* Document text:
● ● ● ● ● ● ●
Opinion
THE COURT.
California Teachers Association (CTA) sought a peremptory writ of mandate from the superior court directing the San Diego Community College District and its chancellor (district) to reclassify and reemploy certain part-time teachers (part-timers) as contract or regular employees for the 1976-1977 school year and to award the part-timers back pay, with interest, equal to the difference between their salaries as temporary employees and the salaries to which they would have been entitled as permanent employees.
The superior court granted the writ on the issue of reclassification but denied it as to back pay. The district appealed from the former ruling, and CTA appealed from the latter. Most of the issues presented in these appeals were resolved by our decision in Peralta Federation of Teachers v. Peralta Community College Dist. (1979) 24 Cal.3d 369 [155 Cal.Rptr. 679, 595 P.2d 113]. The principal question remaining, which we now must decide, is the appropriate method of computing the back pay to which those part-timers who will be reclassified are entitled.
CTA brought this action on behalf of its members who were part-time instructors in the district during the 1976 spring semester and who were classified as temporary employees because they worked less than [696]*69660 percent of the hours per week considered a full-time assignment for permanent employees having comparable duties.
The district employs three classes of instructors: regular (permanent or tenured), contract (probationary) and temporary. Some regular and contract teachers are employed part-time and are paid a salary prorated to the salary of a full-time teacher. Temporary teachers are paid a flat hourly rate which is less than the amount paid a salaried employee. Temporary employees do not receive certain fringe benefits associated with contract or regular employment, and they may be dismissed without notice or hearing. They are not, however, expected to hold office hours, serve on professional committees or supervise student activities, all of which are required of full-time teachers.
In Peralta Federation of Teachers v. Peralta Community College Dist., supra, 24 Cal.3d 369, we clarified the meaning of Education Code section 13337.5 (now recodified as § 87482).1 We held that the final paragraph of that section must be read independently from the preceding three paragraphs and that therefore part-timers coming under that provision shall be classified as temporary employees only. Section 13337.5 does not, however, apply to persons who were hired before its effective date, November 8, 1967. (Ibid.; see also Balen v. Peralta Junior College Dist. (1974) 11 Cal.3d 821 [114 Cal.Rptr. 589, 523 P.2d 629].) We therefore concluded that part-time employees who had been employed before November 8, 1967, became regular employees pursuant to section 13346.25 and were entitled to receive pro rata back pay insofar as such claims were not barred by the applicable three-year statute of limitations (Code Civ. Proc., § 338, subd. 1).
● ● ● ● ● ● ●
* Extracted information:
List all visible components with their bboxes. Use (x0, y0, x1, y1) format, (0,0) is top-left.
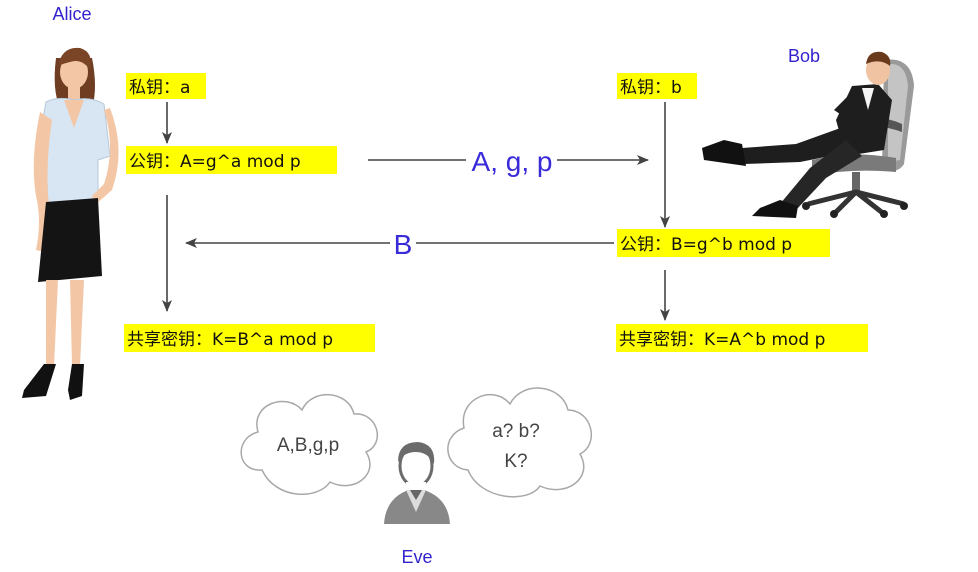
bob-private-key-text: 私钥：b (620, 78, 682, 98)
alice-public-key: 公钥：A=g^a mod p (126, 146, 337, 174)
bob-label: Bob (788, 46, 820, 66)
alice-private-key: 私钥：a (126, 73, 206, 99)
alice-label: Alice (52, 4, 91, 24)
eve-knows-bubble: A,B,g,p (240, 394, 378, 495)
alice-figure (22, 47, 119, 400)
bob-public-key-text: 公钥：B=g^b mod p (620, 235, 792, 255)
bob-shared-key-text: 共享密钥：K=A^b mod p (619, 330, 825, 350)
bob-shared-key: 共享密钥：K=A^b mod p (616, 324, 868, 352)
bob-public-key: 公钥：B=g^b mod p (617, 229, 830, 257)
alice-public-key-text: 公钥：A=g^a mod p (129, 152, 301, 172)
eve-unknown-line2: K? (504, 451, 527, 472)
alice-shared-key-text: 共享密钥：K=B^a mod p (127, 330, 333, 350)
eve-knows-text: A,B,g,p (277, 435, 339, 456)
eve-unknown-bubble: a? b? K? (447, 387, 593, 498)
message-to-bob-text: A, g, p (472, 146, 553, 177)
eve-label: Eve (401, 547, 432, 567)
eve-unknown-line1: a? b? (492, 421, 540, 442)
bob-private-key: 私钥：b (617, 73, 697, 99)
message-to-alice-text: B (394, 229, 413, 260)
eve-figure (384, 442, 450, 524)
alice-shared-key: 共享密钥：K=B^a mod p (124, 324, 375, 352)
bob-figure (702, 51, 914, 218)
alice-private-key-text: 私钥：a (129, 78, 190, 98)
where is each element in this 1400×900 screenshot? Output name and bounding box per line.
● ● ● ● ● ● ●
* Task:
List every code section the court opinion cites.

* In response:
- Education Code section 13337.5
- § 87482, the recodified number of Education Code section 13337.5
- Section 13346.25
- Code of Civil Procedure § 338, subdivision 1